## Start Entries provided

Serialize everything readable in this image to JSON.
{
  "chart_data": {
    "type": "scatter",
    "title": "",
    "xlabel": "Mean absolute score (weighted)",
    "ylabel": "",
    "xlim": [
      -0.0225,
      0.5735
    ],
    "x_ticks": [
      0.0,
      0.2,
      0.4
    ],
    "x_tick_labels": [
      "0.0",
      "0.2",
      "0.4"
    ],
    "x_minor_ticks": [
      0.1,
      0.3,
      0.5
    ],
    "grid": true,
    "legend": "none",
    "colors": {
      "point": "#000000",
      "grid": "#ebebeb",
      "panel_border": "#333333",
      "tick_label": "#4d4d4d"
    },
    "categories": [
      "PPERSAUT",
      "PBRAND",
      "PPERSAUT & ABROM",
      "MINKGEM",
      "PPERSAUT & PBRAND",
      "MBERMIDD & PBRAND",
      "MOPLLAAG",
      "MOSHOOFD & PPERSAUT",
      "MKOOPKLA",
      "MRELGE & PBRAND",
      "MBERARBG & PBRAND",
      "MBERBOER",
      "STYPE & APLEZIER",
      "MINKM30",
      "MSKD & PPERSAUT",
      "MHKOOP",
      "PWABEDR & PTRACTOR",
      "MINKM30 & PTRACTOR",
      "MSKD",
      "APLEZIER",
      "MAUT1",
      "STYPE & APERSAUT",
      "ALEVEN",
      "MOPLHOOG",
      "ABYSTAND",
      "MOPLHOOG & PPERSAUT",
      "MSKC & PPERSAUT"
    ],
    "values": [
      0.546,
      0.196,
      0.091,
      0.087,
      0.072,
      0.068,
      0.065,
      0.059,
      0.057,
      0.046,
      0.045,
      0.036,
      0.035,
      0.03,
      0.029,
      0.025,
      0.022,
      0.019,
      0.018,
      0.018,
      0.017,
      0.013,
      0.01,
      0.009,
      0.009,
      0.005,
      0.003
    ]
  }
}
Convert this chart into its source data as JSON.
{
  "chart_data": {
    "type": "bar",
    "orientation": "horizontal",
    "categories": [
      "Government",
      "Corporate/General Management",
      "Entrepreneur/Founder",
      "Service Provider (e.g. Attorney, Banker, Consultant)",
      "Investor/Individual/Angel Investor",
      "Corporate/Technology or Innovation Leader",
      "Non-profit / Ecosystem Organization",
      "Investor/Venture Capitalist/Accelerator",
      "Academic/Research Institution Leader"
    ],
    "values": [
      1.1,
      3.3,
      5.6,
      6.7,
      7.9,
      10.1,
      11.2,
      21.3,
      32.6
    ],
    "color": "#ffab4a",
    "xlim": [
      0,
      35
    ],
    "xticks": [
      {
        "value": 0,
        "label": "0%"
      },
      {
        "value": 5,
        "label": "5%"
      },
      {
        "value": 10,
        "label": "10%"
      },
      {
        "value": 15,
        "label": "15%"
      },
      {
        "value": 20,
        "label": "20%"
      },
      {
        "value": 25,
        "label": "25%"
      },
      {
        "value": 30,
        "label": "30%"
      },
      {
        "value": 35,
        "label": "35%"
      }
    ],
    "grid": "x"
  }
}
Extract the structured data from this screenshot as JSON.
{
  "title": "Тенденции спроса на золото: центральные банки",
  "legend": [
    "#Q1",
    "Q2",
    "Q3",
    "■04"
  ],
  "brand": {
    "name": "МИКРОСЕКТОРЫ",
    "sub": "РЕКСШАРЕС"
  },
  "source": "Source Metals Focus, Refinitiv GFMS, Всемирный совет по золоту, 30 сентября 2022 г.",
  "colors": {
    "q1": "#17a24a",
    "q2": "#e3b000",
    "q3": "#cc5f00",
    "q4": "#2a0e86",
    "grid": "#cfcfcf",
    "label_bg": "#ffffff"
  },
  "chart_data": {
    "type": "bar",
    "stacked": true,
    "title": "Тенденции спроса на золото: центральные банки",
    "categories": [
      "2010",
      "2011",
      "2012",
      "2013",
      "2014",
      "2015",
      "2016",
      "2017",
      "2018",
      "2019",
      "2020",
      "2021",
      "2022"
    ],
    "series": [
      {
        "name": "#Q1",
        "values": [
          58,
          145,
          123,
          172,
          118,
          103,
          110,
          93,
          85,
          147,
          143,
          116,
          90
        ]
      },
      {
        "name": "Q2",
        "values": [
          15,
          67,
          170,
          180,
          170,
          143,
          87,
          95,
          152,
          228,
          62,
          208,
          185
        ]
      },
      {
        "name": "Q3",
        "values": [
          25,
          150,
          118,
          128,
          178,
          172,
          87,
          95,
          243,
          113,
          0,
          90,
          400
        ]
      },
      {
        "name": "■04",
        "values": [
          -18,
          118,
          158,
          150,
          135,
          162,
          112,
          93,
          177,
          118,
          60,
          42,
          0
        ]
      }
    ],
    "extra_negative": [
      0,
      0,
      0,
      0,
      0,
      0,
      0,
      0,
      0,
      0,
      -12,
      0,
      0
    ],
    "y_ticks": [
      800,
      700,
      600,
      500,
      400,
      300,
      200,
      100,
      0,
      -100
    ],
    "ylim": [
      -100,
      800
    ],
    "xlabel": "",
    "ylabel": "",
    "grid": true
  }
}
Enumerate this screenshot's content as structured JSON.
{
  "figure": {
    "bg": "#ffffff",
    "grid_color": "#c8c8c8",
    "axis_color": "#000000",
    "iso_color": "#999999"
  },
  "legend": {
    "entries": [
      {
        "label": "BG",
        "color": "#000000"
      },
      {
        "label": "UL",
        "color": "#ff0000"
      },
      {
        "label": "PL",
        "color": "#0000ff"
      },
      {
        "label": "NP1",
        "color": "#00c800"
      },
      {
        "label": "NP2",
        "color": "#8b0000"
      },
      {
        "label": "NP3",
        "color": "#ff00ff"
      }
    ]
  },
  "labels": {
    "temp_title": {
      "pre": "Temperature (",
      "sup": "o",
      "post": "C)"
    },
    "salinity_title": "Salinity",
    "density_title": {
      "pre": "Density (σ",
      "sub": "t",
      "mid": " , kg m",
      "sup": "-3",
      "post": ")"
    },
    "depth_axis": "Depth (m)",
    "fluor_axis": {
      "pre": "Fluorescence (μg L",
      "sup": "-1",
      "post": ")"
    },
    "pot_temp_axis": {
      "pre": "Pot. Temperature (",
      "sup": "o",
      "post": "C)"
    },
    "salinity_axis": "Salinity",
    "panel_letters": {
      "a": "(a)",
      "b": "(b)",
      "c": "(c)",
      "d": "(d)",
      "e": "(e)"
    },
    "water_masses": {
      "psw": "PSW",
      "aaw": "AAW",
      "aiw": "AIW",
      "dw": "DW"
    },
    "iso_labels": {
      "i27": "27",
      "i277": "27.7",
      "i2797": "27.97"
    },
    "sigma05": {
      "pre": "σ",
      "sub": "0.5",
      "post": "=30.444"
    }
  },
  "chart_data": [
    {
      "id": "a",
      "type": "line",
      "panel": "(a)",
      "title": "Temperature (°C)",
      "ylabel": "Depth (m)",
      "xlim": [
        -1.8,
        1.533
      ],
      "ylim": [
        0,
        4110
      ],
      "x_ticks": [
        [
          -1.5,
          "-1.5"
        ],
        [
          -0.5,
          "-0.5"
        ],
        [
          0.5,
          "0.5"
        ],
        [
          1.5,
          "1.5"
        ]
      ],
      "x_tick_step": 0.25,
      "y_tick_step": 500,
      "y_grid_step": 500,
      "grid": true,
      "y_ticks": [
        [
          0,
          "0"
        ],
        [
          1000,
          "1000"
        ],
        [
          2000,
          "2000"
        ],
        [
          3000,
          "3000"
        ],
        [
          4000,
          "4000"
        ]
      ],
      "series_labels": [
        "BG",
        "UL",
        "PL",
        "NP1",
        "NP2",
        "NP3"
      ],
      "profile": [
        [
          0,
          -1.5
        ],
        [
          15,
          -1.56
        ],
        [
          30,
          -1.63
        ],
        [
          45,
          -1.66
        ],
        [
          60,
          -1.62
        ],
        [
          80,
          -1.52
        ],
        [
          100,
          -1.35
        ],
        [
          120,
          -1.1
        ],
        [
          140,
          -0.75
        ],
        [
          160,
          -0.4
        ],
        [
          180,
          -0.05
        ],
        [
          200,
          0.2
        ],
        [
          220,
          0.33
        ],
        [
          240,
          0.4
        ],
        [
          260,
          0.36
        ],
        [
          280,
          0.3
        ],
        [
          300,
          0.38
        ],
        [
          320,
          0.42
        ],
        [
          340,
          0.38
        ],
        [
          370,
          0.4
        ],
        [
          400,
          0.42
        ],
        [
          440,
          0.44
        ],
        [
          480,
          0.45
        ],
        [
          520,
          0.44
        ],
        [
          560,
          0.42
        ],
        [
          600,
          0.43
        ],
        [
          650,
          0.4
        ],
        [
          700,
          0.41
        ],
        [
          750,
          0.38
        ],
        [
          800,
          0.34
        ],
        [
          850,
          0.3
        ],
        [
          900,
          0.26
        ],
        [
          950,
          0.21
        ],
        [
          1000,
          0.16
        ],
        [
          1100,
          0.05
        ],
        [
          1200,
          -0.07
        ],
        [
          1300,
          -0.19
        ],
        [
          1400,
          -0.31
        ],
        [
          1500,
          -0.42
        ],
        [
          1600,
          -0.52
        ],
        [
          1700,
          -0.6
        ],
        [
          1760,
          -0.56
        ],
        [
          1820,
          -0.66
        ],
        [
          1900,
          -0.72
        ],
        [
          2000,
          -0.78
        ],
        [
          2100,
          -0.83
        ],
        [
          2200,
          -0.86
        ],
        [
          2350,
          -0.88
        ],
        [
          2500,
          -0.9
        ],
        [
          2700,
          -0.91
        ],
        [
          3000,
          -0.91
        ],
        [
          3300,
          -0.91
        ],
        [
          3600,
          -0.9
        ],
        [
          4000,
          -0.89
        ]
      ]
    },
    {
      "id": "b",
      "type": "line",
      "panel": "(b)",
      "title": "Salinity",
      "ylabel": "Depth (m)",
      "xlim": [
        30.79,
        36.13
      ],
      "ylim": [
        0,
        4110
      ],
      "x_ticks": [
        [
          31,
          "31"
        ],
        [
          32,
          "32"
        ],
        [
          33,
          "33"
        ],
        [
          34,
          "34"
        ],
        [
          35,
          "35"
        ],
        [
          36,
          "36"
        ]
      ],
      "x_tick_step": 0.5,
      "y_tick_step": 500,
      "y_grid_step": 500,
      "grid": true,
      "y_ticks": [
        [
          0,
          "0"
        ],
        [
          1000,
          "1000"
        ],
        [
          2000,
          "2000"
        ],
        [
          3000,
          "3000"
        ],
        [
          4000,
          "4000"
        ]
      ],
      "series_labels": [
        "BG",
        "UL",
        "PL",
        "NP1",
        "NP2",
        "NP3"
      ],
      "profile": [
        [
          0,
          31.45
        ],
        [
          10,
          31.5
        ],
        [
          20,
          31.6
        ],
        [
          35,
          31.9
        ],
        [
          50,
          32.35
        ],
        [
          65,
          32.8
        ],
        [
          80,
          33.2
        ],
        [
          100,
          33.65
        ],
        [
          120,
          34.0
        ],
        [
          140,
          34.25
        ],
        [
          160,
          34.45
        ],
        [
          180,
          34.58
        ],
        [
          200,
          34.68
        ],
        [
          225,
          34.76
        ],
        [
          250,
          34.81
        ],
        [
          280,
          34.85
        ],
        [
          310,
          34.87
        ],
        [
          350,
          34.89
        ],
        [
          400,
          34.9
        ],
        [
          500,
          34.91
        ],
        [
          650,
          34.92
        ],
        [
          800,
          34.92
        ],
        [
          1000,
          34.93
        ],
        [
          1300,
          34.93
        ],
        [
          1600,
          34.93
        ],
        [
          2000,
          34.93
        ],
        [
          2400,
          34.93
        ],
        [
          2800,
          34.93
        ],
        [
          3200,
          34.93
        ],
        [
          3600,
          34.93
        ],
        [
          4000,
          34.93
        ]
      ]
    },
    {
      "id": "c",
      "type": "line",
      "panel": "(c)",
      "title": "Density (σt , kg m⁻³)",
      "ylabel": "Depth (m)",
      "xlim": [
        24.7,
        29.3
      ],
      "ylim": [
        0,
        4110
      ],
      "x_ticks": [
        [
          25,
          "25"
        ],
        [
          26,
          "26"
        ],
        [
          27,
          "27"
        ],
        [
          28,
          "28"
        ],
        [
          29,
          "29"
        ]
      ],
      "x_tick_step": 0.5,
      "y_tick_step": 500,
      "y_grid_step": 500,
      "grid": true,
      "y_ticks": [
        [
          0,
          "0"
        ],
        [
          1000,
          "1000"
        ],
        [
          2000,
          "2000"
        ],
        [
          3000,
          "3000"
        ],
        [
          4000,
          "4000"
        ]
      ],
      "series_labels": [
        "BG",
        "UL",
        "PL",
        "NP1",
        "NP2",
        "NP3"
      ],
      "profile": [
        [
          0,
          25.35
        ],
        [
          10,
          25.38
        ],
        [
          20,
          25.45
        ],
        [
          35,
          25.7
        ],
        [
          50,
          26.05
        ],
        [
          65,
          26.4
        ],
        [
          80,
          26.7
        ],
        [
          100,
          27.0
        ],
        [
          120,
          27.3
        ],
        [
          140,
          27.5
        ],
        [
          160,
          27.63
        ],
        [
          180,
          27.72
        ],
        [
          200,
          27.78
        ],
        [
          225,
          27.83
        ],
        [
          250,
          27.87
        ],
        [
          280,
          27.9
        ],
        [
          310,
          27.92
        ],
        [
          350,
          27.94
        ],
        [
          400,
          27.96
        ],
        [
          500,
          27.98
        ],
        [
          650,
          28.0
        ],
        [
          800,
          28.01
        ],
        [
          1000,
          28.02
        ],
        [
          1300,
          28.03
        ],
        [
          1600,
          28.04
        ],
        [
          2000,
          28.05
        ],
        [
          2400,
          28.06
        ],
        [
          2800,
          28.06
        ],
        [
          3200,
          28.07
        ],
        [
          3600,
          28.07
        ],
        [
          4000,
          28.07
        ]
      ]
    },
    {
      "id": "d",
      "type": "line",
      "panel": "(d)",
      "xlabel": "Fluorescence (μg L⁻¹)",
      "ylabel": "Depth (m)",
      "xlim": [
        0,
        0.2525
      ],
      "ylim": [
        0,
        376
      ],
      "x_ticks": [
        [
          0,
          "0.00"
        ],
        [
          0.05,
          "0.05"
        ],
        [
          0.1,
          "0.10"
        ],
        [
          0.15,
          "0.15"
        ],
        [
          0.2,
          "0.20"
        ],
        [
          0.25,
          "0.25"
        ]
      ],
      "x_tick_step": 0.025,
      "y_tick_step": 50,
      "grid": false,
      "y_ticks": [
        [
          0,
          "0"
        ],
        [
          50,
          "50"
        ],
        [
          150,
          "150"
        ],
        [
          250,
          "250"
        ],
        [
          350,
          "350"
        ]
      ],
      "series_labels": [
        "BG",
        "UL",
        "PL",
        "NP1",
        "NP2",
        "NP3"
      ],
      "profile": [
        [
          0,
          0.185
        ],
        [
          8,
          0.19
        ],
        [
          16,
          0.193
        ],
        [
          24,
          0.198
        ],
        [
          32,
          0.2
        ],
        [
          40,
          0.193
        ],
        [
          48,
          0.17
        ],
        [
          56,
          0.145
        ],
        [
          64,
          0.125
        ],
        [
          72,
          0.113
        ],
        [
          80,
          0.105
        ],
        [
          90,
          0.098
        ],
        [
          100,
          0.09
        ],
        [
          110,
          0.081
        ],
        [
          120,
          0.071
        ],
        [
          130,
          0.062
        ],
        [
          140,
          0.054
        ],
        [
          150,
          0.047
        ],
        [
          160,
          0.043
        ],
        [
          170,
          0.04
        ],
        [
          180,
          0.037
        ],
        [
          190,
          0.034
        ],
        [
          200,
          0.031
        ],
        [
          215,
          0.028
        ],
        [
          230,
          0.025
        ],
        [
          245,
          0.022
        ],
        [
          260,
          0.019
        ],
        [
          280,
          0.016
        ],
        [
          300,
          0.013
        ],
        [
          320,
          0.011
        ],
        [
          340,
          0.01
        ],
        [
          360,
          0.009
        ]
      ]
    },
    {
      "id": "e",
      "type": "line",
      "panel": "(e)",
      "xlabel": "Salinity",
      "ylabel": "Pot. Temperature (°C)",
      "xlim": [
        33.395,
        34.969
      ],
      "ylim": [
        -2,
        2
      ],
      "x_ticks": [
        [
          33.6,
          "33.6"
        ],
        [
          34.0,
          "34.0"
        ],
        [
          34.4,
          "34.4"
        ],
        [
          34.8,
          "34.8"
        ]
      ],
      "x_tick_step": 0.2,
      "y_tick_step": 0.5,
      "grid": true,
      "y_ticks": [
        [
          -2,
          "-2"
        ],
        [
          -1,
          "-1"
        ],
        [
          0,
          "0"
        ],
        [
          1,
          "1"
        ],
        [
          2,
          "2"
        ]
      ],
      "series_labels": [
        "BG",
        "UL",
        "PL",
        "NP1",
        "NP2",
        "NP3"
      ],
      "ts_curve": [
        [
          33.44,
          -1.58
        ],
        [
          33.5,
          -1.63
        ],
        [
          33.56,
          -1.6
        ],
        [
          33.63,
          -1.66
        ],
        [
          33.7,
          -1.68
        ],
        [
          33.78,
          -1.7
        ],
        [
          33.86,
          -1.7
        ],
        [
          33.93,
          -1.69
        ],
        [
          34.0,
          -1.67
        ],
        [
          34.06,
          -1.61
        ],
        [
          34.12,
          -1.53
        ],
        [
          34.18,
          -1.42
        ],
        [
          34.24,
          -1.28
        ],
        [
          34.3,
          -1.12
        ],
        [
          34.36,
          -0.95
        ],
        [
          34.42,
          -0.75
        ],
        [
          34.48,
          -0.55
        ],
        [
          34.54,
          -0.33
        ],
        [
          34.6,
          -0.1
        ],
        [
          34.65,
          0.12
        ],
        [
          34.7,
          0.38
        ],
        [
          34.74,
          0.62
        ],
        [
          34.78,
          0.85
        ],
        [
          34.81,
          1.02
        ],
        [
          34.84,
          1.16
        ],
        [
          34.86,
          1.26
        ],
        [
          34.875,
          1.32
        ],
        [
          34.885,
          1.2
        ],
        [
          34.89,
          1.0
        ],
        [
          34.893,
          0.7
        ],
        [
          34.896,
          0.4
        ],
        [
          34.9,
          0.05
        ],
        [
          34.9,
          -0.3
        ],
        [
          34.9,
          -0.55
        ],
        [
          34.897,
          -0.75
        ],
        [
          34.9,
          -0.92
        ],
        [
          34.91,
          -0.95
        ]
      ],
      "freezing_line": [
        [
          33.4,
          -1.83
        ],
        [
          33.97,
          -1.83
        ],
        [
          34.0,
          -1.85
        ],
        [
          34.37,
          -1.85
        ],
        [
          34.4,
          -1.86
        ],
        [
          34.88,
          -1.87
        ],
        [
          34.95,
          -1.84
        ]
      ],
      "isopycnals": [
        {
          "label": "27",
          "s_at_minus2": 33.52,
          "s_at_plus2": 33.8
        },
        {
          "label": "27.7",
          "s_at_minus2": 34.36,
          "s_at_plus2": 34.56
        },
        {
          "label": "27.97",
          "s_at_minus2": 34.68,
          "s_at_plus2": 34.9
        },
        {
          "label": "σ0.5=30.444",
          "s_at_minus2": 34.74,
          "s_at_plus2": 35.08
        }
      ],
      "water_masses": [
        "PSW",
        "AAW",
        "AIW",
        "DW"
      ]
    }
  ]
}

## End Entries provided

Which lines contain the word "this"? Return each of them.

Serialize everything readable in this image to JSON.
Convert this chart into its source data as JSON.
Extract the structured data from this screenshot as JSON.
Enumerate this screenshot's content as structured JSON.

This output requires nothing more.